Record list:
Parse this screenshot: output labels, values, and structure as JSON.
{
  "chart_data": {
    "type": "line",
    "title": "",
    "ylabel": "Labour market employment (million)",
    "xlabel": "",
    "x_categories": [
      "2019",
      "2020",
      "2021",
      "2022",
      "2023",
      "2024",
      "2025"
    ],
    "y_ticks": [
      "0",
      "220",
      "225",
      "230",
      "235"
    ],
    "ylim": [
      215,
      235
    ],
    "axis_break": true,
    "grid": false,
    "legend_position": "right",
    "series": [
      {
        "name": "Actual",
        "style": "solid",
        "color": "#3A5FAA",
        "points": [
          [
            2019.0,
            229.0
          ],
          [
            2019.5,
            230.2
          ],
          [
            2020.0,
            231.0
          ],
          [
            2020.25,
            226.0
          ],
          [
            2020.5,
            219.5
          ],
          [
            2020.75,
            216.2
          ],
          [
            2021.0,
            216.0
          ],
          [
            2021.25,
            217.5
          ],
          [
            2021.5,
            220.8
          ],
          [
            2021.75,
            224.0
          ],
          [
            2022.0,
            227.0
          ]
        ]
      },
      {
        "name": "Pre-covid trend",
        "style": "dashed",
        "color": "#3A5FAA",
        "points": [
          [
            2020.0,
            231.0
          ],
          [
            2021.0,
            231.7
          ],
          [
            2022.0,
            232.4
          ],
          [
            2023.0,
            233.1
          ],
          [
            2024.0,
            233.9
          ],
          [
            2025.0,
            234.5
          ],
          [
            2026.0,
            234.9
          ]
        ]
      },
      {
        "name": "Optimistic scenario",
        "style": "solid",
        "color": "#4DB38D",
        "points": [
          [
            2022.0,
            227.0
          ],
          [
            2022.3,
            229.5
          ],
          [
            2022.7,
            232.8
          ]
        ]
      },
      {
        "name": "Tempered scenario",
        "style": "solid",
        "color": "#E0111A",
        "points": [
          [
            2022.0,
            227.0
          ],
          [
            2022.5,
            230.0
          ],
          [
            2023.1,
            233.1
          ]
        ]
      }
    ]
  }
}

Requirements:
Repeat every line of the material exactly as given.

Task result:
Parse this screenshot: output labels, values, and structure as JSON.
{
  "chart_data": {
    "type": "line",
    "title": "",
    "ylabel": "Labour market employment (million)",
    "xlabel": "",
    "x_categories": [
      "2019",
      "2020",
      "2021",
      "2022",
      "2023",
      "2024",
      "2025"
    ],
    "y_ticks": [
      "0",
      "220",
      "225",
      "230",
      "235"
    ],
    "ylim": [
      215,
      235
    ],
    "axis_break": true,
    "grid": false,
    "legend_position": "right",
    "series": [
      {
        "name": "Actual",
        "style": "solid",
        "color": "#3A5FAA",
        "points": [
          [
            2019.0,
            229.0
          ],
          [
            2019.5,
            230.2
          ],
          [
            2020.0,
            231.0
          ],
          [
            2020.25,
            226.0
          ],
          [
            2020.5,
            219.5
          ],
          [
            2020.75,
            216.2
          ],
          [
            2021.0,
            216.0
          ],
          [
            2021.25,
            217.5
          ],
          [
            2021.5,
            220.8
          ],
          [
            2021.75,
            224.0
          ],
          [
            2022.0,
            227.0
          ]
        ]
      },
      {
        "name": "Pre-covid trend",
        "style": "dashed",
        "color": "#3A5FAA",
        "points": [
          [
            2020.0,
            231.0
          ],
          [
            2021.0,
            231.7
          ],
          [
            2022.0,
            232.4
          ],
          [
            2023.0,
            233.1
          ],
          [
            2024.0,
            233.9
          ],
          [
            2025.0,
            234.5
          ],
          [
            2026.0,
            234.9
          ]
        ]
      },
      {
        "name": "Optimistic scenario",
        "style": "solid",
        "color": "#4DB38D",
        "points": [
          [
            2022.0,
            227.0
          ],
          [
            2022.3,
            229.5
          ],
          [
            2022.7,
            232.8
          ]
        ]
      },
      {
        "name": "Tempered scenario",
        "style": "solid",
        "color": "#E0111A",
        "points": [
          [
            2022.0,
            227.0
          ],
          [
            2022.5,
            230.0
          ],
          [
            2023.1,
            233.1
          ]
        ]
      }
    ]
  }
}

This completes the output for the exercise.